Records shown Start Marker

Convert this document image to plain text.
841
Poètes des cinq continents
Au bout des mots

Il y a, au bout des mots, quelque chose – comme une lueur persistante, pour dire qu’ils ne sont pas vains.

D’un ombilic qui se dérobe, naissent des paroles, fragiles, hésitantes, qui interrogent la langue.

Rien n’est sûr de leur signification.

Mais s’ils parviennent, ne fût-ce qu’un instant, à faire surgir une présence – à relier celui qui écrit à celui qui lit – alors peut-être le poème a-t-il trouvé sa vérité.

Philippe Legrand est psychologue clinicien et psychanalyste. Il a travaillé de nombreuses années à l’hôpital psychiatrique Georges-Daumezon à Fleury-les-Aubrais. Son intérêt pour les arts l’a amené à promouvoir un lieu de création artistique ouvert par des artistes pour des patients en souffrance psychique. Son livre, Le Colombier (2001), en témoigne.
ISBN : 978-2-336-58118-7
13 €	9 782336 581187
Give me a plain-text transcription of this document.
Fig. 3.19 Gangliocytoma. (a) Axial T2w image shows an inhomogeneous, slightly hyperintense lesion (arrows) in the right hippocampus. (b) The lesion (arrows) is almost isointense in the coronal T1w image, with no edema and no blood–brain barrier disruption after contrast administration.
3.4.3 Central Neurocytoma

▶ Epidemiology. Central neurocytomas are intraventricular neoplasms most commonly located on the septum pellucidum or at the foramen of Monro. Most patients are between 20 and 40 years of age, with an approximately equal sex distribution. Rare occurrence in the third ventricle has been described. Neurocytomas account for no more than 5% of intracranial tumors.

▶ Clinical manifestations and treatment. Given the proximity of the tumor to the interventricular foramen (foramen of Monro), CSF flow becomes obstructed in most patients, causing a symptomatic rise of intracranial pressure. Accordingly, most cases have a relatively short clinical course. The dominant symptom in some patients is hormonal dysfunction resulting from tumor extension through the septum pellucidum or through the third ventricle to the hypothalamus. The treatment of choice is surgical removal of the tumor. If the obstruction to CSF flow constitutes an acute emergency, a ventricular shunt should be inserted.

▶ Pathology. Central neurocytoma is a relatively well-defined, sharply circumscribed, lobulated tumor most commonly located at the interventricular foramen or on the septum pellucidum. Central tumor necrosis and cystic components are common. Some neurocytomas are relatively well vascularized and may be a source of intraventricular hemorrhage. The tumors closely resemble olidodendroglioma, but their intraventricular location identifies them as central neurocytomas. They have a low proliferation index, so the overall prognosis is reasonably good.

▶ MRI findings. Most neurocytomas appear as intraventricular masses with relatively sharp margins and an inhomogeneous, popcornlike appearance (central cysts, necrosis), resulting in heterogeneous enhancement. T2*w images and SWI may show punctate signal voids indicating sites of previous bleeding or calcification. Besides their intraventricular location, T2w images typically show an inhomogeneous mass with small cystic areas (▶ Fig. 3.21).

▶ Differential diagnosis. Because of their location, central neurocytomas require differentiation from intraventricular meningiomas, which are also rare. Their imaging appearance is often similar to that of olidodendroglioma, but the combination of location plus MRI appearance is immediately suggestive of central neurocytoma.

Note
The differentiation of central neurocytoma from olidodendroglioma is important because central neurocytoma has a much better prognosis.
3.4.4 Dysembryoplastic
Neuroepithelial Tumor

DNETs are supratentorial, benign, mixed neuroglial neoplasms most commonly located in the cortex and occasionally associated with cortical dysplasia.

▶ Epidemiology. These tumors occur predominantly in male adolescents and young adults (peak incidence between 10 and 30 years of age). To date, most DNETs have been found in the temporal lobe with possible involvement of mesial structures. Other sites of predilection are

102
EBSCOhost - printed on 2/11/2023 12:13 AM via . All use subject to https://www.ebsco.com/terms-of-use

Records shown End Marker

*The problem*
All lines of the entries containing the string "text" must be shown in full.

*Response for this exercise*
Convert this document image to plain text.
Give me a plain-text transcription of this document.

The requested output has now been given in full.